Search the material below for the string "入社に対して" and list each line that holds it.

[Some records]
=====
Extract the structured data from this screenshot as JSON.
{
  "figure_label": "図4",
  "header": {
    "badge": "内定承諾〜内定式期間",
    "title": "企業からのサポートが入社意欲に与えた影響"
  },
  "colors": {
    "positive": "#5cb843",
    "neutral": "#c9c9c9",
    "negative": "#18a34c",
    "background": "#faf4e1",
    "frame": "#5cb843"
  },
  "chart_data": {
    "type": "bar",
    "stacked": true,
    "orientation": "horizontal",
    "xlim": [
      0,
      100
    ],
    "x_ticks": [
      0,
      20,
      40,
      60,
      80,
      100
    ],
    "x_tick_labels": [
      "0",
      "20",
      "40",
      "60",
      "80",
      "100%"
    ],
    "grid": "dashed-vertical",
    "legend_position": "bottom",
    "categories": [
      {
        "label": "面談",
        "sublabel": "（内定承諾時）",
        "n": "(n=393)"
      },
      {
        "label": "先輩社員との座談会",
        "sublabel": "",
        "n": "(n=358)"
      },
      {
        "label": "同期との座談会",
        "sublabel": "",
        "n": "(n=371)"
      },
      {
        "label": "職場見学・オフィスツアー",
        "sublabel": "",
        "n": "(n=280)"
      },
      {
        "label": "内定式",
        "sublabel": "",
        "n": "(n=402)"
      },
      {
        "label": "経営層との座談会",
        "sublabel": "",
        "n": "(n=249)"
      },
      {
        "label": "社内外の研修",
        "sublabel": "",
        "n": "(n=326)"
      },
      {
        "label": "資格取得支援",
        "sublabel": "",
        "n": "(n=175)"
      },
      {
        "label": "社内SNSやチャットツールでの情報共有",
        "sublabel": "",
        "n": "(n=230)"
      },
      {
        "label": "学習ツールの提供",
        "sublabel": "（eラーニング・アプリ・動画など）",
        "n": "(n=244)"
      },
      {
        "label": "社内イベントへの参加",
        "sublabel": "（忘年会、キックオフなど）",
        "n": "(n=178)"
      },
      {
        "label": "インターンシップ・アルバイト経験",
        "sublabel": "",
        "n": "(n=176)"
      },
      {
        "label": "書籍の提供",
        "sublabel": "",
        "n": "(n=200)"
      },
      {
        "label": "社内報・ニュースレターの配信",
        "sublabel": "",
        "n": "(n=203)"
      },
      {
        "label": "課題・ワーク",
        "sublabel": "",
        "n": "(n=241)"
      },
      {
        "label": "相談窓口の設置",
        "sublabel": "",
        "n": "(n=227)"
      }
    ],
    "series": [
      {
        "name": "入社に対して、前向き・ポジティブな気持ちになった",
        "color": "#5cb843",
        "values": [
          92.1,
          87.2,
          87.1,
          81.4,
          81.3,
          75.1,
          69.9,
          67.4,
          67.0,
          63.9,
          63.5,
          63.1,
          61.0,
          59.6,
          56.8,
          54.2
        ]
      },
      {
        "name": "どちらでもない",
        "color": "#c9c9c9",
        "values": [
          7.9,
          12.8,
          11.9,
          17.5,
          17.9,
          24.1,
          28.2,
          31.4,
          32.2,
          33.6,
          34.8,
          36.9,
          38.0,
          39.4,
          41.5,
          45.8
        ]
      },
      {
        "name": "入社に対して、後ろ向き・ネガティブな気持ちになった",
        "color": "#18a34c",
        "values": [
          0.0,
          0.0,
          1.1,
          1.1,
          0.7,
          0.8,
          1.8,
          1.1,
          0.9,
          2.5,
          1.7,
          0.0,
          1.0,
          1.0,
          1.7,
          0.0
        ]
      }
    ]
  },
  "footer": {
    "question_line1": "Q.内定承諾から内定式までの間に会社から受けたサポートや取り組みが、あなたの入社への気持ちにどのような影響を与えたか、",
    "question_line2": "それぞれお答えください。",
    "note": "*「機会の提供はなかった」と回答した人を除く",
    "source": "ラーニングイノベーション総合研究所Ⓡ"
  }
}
=====
RESULT OF THIS TASK:
        "name": "入社に対して、前向き・ポジティブな気持ちになった",
        "name": "入社に対して、後ろ向き・ネガティブな気持ちになった",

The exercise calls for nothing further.